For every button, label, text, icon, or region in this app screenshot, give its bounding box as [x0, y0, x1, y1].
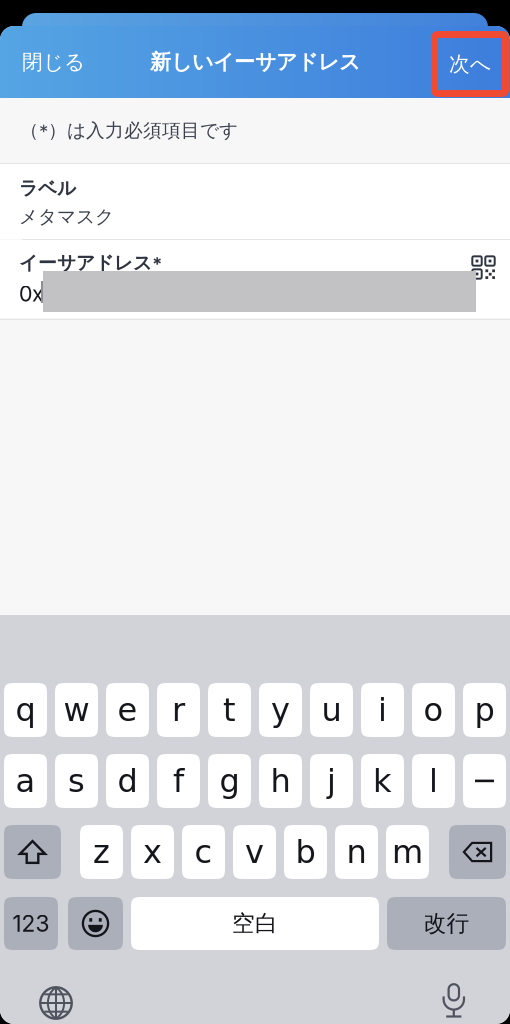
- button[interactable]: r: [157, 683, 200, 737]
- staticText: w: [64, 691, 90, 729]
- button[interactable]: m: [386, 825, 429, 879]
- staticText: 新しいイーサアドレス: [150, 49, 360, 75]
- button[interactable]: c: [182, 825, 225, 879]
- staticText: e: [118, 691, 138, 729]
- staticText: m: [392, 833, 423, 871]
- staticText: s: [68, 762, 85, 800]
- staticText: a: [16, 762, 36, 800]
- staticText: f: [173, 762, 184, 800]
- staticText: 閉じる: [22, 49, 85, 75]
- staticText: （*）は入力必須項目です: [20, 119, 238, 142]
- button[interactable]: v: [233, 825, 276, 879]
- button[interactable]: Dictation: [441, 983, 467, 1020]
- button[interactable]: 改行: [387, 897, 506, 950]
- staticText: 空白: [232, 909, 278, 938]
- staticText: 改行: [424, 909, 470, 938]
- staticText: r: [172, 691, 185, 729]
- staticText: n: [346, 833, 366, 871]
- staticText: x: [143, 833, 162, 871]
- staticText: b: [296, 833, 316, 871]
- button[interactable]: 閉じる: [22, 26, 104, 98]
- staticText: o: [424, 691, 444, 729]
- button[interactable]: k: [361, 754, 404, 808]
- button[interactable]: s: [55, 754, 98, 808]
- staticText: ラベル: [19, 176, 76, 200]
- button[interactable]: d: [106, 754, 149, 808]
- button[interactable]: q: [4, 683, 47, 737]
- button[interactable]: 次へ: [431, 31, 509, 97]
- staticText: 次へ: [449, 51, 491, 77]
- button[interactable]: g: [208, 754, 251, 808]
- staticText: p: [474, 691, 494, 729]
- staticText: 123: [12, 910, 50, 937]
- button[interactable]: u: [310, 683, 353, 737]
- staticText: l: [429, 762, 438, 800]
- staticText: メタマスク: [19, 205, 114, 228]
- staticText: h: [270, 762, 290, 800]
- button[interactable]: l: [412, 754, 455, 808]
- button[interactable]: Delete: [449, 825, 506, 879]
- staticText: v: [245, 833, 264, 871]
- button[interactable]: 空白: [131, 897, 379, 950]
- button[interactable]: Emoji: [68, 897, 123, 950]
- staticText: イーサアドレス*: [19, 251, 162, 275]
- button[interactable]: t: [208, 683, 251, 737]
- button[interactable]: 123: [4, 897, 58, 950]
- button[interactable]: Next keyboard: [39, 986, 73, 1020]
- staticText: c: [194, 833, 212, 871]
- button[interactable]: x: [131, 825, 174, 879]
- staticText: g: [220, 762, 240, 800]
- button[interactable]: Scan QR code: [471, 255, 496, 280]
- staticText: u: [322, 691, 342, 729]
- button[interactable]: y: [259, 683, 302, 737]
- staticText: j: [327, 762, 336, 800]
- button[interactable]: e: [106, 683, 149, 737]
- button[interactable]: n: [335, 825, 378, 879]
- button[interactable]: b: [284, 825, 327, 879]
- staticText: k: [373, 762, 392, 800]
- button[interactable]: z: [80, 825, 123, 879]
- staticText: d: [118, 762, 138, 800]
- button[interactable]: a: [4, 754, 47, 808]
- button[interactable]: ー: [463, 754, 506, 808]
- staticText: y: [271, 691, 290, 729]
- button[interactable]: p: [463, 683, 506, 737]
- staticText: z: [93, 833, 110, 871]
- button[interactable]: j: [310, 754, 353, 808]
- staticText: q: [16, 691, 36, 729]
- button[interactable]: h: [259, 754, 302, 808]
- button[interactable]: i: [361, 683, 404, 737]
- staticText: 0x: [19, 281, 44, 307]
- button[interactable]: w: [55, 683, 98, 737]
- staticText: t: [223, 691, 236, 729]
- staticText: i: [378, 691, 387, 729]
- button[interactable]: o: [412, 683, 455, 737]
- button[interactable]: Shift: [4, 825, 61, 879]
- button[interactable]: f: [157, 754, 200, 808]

...

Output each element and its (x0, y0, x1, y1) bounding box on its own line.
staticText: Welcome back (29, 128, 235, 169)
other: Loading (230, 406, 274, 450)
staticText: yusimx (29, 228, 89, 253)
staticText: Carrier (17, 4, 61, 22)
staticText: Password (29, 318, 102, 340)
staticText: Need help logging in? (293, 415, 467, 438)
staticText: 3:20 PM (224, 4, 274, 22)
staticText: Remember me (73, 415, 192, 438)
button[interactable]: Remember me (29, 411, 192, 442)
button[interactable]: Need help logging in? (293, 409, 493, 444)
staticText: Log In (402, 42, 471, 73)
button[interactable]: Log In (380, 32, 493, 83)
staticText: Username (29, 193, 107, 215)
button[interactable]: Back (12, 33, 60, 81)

## [WHAT THE EXERCISE ASKS]
Rewrite the stretch of the data from the line containing "- button[interactable]: r: [157, 683, 200, 737]" through the line containing "- staticText: f: [173, 762, 184, 800]", replacing "staticText" with "text" and leaving everything else unchanged.

## [RESULT OF THIS TASK]
- button[interactable]: r: [157, 683, 200, 737]
- text: w: [64, 691, 90, 729]
- button[interactable]: m: [386, 825, 429, 879]
- text: 新しいイーサアドレス: [150, 49, 360, 75]
- button[interactable]: c: [182, 825, 225, 879]
- text: e: [118, 691, 138, 729]
- text: m: [392, 833, 423, 871]
- text: s: [68, 762, 85, 800]
- text: a: [16, 762, 36, 800]
- text: f: [173, 762, 184, 800]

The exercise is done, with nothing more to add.